■ WHAT TO WORK ON:
Write out the records below once more, exactly as they stand.

--- start of RECORDS SUPPLIED ---

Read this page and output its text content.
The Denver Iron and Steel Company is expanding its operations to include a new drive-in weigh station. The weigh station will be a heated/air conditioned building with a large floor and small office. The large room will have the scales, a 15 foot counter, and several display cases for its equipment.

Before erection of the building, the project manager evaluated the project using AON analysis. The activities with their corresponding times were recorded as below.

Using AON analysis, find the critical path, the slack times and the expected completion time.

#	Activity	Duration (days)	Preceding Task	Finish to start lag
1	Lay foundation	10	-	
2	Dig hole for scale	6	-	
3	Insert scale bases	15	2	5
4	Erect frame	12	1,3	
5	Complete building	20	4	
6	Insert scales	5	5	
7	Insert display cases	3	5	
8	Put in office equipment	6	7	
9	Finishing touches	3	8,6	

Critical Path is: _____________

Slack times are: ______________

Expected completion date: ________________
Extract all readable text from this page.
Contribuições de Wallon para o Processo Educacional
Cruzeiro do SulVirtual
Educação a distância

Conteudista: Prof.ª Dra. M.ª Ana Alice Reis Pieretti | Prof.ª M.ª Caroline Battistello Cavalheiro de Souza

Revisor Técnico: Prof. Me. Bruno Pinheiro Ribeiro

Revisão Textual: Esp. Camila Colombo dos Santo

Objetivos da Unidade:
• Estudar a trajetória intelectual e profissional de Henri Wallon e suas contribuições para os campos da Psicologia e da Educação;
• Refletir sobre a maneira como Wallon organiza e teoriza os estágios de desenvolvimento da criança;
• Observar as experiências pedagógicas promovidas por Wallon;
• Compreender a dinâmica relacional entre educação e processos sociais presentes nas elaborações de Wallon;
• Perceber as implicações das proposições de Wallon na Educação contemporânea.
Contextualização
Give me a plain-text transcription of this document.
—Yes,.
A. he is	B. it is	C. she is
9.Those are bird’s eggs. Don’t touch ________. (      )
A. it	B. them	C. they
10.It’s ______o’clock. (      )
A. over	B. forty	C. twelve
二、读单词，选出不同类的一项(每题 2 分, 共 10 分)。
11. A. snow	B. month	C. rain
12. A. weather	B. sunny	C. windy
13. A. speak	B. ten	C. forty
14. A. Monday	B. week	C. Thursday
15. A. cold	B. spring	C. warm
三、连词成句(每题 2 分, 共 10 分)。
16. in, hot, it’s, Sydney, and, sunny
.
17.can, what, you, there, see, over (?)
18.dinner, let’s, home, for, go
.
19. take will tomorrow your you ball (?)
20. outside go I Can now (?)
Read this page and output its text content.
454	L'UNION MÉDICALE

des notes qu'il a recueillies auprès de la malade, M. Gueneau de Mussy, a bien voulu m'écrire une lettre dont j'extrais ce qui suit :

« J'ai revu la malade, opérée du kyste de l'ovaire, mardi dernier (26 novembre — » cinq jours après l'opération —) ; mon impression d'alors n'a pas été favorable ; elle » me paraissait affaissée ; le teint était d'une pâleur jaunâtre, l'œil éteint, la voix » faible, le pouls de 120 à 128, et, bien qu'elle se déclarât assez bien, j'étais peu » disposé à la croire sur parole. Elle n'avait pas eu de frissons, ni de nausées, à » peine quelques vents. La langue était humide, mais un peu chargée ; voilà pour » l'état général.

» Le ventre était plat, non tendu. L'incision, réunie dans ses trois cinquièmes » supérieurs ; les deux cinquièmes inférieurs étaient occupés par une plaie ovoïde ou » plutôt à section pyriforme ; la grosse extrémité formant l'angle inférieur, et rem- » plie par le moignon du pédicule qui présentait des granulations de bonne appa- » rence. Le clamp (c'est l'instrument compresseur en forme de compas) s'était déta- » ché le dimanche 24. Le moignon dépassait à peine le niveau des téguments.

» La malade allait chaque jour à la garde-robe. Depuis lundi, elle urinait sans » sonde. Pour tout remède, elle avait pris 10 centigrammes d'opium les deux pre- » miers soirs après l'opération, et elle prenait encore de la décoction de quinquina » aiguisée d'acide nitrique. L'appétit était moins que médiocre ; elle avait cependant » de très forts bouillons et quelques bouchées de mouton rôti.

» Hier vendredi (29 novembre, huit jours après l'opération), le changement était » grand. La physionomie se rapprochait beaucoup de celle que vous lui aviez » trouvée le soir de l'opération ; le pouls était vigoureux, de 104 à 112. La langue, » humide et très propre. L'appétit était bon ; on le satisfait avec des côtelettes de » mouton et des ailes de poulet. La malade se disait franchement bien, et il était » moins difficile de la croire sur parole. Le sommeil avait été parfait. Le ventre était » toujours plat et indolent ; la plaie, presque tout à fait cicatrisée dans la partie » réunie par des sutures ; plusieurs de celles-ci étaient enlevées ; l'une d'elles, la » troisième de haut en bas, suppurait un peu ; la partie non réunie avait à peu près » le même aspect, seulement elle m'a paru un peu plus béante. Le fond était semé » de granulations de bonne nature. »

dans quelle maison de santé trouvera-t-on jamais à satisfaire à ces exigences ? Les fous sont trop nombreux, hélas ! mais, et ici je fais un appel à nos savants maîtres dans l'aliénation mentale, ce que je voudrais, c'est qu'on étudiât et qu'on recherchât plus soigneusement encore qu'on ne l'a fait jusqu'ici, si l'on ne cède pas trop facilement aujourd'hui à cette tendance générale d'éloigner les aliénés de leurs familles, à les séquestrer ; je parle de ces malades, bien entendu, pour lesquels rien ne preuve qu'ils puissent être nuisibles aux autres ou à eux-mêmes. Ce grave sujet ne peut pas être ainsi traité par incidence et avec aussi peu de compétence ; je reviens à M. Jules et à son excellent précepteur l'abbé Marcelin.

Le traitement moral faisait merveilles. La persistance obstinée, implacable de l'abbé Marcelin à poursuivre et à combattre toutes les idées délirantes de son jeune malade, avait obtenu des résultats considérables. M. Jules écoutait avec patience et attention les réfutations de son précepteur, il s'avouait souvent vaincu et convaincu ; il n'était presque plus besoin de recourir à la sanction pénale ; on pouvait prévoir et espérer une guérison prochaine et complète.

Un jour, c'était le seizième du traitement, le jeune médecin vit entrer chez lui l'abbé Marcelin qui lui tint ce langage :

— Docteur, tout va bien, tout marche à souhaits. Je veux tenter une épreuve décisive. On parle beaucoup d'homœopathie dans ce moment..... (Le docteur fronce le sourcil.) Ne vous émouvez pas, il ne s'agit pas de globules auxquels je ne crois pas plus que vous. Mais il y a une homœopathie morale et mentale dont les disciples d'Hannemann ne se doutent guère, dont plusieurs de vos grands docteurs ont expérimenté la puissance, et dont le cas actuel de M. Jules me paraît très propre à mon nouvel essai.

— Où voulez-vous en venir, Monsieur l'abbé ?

--- end of RECORDS SUPPLIED ---

■ FULL SOLUTION:
Read this page and output its text content.
The Denver Iron and Steel Company is expanding its operations to include a new drive-in weigh station. The weigh station will be a heated/air conditioned building with a large floor and small office. The large room will have the scales, a 15 foot counter, and several display cases for its equipment.

Before erection of the building, the project manager evaluated the project using AON analysis. The activities with their corresponding times were recorded as below.

Using AON analysis, find the critical path, the slack times and the expected completion time.

#	Activity	Duration (days)	Preceding Task	Finish to start lag
1	Lay foundation	10	-	
2	Dig hole for scale	6	-	
3	Insert scale bases	15	2	5
4	Erect frame	12	1,3	
5	Complete building	20	4	
6	Insert scales	5	5	
7	Insert display cases	3	5	
8	Put in office equipment	6	7	
9	Finishing touches	3	8,6	

Critical Path is: _____________

Slack times are: ______________

Expected completion date: ________________
Extract all readable text from this page.
Contribuições de Wallon para o Processo Educacional
Cruzeiro do SulVirtual
Educação a distância

Conteudista: Prof.ª Dra. M.ª Ana Alice Reis Pieretti | Prof.ª M.ª Caroline Battistello Cavalheiro de Souza

Revisor Técnico: Prof. Me. Bruno Pinheiro Ribeiro

Revisão Textual: Esp. Camila Colombo dos Santo

Objetivos da Unidade:
• Estudar a trajetória intelectual e profissional de Henri Wallon e suas contribuições para os campos da Psicologia e da Educação;
• Refletir sobre a maneira como Wallon organiza e teoriza os estágios de desenvolvimento da criança;
• Observar as experiências pedagógicas promovidas por Wallon;
• Compreender a dinâmica relacional entre educação e processos sociais presentes nas elaborações de Wallon;
• Perceber as implicações das proposições de Wallon na Educação contemporânea.
Contextualização
Give me a plain-text transcription of this document.
—Yes,.
A. he is	B. it is	C. she is
9.Those are bird’s eggs. Don’t touch ________. (      )
A. it	B. them	C. they
10.It’s ______o’clock. (      )
A. over	B. forty	C. twelve
二、读单词，选出不同类的一项(每题 2 分, 共 10 分)。
11. A. snow	B. month	C. rain
12. A. weather	B. sunny	C. windy
13. A. speak	B. ten	C. forty
14. A. Monday	B. week	C. Thursday
15. A. cold	B. spring	C. warm
三、连词成句(每题 2 分, 共 10 分)。
16. in, hot, it’s, Sydney, and, sunny
.
17.can, what, you, there, see, over (?)
18.dinner, let’s, home, for, go
.
19. take will tomorrow your you ball (?)
20. outside go I Can now (?)
Read this page and output its text content.
454	L'UNION MÉDICALE

des notes qu'il a recueillies auprès de la malade, M. Gueneau de Mussy, a bien voulu m'écrire une lettre dont j'extrais ce qui suit :

« J'ai revu la malade, opérée du kyste de l'ovaire, mardi dernier (26 novembre — » cinq jours après l'opération —) ; mon impression d'alors n'a pas été favorable ; elle » me paraissait affaissée ; le teint était d'une pâleur jaunâtre, l'œil éteint, la voix » faible, le pouls de 120 à 128, et, bien qu'elle se déclarât assez bien, j'étais peu » disposé à la croire sur parole. Elle n'avait pas eu de frissons, ni de nausées, à » peine quelques vents. La langue était humide, mais un peu chargée ; voilà pour » l'état général.

» Le ventre était plat, non tendu. L'incision, réunie dans ses trois cinquièmes » supérieurs ; les deux cinquièmes inférieurs étaient occupés par une plaie ovoïde ou » plutôt à section pyriforme ; la grosse extrémité formant l'angle inférieur, et rem- » plie par le moignon du pédicule qui présentait des granulations de bonne appa- » rence. Le clamp (c'est l'instrument compresseur en forme de compas) s'était déta- » ché le dimanche 24. Le moignon dépassait à peine le niveau des téguments.

» La malade allait chaque jour à la garde-robe. Depuis lundi, elle urinait sans » sonde. Pour tout remède, elle avait pris 10 centigrammes d'opium les deux pre- » miers soirs après l'opération, et elle prenait encore de la décoction de quinquina » aiguisée d'acide nitrique. L'appétit était moins que médiocre ; elle avait cependant » de très forts bouillons et quelques bouchées de mouton rôti.

» Hier vendredi (29 novembre, huit jours après l'opération), le changement était » grand. La physionomie se rapprochait beaucoup de celle que vous lui aviez » trouvée le soir de l'opération ; le pouls était vigoureux, de 104 à 112. La langue, » humide et très propre. L'appétit était bon ; on le satisfait avec des côtelettes de » mouton et des ailes de poulet. La malade se disait franchement bien, et il était » moins difficile de la croire sur parole. Le sommeil avait été parfait. Le ventre était » toujours plat et indolent ; la plaie, presque tout à fait cicatrisée dans la partie » réunie par des sutures ; plusieurs de celles-ci étaient enlevées ; l'une d'elles, la » troisième de haut en bas, suppurait un peu ; la partie non réunie avait à peu près » le même aspect, seulement elle m'a paru un peu plus béante. Le fond était semé » de granulations de bonne nature. »

dans quelle maison de santé trouvera-t-on jamais à satisfaire à ces exigences ? Les fous sont trop nombreux, hélas ! mais, et ici je fais un appel à nos savants maîtres dans l'aliénation mentale, ce que je voudrais, c'est qu'on étudiât et qu'on recherchât plus soigneusement encore qu'on ne l'a fait jusqu'ici, si l'on ne cède pas trop facilement aujourd'hui à cette tendance générale d'éloigner les aliénés de leurs familles, à les séquestrer ; je parle de ces malades, bien entendu, pour lesquels rien ne preuve qu'ils puissent être nuisibles aux autres ou à eux-mêmes. Ce grave sujet ne peut pas être ainsi traité par incidence et avec aussi peu de compétence ; je reviens à M. Jules et à son excellent précepteur l'abbé Marcelin.

Le traitement moral faisait merveilles. La persistance obstinée, implacable de l'abbé Marcelin à poursuivre et à combattre toutes les idées délirantes de son jeune malade, avait obtenu des résultats considérables. M. Jules écoutait avec patience et attention les réfutations de son précepteur, il s'avouait souvent vaincu et convaincu ; il n'était presque plus besoin de recourir à la sanction pénale ; on pouvait prévoir et espérer une guérison prochaine et complète.

Un jour, c'était le seizième du traitement, le jeune médecin vit entrer chez lui l'abbé Marcelin qui lui tint ce langage :

— Docteur, tout va bien, tout marche à souhaits. Je veux tenter une épreuve décisive. On parle beaucoup d'homœopathie dans ce moment..... (Le docteur fronce le sourcil.) Ne vous émouvez pas, il ne s'agit pas de globules auxquels je ne crois pas plus que vous. Mais il y a une homœopathie morale et mentale dont les disciples d'Hannemann ne se doutent guère, dont plusieurs de vos grands docteurs ont expérimenté la puissance, et dont le cas actuel de M. Jules me paraît très propre à mon nouvel essai.

— Où voulez-vous en venir, Monsieur l'abbé ?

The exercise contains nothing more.